◆ Task prompt: Extract each line containing the string "Dermal".

---------- Information provided

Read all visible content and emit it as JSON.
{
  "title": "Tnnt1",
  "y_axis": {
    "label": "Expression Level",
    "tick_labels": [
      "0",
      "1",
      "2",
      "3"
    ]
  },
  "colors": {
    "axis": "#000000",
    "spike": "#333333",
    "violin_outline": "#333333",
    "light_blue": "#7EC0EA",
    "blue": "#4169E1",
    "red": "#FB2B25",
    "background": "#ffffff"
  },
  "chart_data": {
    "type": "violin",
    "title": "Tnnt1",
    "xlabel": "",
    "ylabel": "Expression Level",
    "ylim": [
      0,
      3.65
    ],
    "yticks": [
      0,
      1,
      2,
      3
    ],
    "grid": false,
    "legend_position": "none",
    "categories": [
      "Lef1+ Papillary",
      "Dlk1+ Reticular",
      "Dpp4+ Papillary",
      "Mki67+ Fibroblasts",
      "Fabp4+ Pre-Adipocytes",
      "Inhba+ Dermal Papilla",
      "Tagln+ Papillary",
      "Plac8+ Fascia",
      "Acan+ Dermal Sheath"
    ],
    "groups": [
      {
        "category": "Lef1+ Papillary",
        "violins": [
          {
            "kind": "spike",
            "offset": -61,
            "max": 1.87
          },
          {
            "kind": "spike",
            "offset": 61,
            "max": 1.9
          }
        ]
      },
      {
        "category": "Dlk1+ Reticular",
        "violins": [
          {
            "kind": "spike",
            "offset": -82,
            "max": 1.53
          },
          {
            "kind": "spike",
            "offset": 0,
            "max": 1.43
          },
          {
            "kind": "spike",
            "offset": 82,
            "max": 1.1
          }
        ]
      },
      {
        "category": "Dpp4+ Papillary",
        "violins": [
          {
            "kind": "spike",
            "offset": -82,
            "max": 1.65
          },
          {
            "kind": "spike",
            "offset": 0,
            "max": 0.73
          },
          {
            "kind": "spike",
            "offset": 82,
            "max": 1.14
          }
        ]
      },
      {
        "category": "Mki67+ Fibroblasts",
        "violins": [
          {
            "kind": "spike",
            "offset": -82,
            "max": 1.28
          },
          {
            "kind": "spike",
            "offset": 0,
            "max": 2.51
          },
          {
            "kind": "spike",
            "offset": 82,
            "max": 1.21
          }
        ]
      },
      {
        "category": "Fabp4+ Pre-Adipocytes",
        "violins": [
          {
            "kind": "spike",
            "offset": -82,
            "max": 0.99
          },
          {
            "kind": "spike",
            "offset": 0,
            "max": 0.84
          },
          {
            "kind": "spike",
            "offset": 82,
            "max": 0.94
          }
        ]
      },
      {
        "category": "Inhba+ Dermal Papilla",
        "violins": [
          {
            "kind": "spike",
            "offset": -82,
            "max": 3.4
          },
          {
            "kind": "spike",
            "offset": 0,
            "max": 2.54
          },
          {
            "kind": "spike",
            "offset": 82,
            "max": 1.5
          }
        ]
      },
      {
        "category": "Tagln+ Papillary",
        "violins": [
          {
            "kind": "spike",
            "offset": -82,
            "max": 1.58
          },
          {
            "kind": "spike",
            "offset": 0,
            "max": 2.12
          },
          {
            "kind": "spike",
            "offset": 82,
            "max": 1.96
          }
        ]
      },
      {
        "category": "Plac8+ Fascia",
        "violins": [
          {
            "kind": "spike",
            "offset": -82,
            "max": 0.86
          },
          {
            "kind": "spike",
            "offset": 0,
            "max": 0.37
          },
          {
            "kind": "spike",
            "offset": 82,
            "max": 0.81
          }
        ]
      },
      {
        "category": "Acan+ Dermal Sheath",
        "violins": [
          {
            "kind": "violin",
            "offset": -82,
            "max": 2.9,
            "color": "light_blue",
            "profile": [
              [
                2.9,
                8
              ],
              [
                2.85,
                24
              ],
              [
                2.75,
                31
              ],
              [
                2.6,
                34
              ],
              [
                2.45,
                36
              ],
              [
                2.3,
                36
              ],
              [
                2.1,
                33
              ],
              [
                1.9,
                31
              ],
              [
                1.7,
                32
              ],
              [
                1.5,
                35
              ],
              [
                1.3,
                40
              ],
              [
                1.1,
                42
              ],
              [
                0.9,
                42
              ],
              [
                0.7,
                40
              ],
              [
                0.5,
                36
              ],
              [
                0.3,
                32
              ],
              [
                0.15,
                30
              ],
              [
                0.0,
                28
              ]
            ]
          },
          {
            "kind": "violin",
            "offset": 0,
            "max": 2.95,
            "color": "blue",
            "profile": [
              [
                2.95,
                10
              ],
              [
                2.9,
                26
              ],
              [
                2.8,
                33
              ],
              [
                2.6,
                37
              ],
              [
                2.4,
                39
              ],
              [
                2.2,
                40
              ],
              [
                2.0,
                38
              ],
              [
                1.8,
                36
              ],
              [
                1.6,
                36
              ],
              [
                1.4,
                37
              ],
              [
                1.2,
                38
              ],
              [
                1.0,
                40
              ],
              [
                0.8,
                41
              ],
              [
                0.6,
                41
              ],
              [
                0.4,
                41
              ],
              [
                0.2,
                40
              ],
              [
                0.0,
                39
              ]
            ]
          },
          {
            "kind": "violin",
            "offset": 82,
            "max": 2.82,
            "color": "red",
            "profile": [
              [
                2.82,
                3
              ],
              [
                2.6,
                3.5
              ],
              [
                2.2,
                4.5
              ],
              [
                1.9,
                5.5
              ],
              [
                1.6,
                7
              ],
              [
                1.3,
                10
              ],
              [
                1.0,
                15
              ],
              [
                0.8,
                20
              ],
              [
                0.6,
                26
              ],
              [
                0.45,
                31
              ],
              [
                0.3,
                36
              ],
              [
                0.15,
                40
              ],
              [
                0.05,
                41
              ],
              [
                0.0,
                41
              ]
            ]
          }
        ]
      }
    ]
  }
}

--------------------

◆ Answer to this task:
      "Inhba+ Dermal Papilla",
      "Acan+ Dermal Sheath"
        "category": "Inhba+ Dermal Papilla",
        "category": "Acan+ Dermal Sheath",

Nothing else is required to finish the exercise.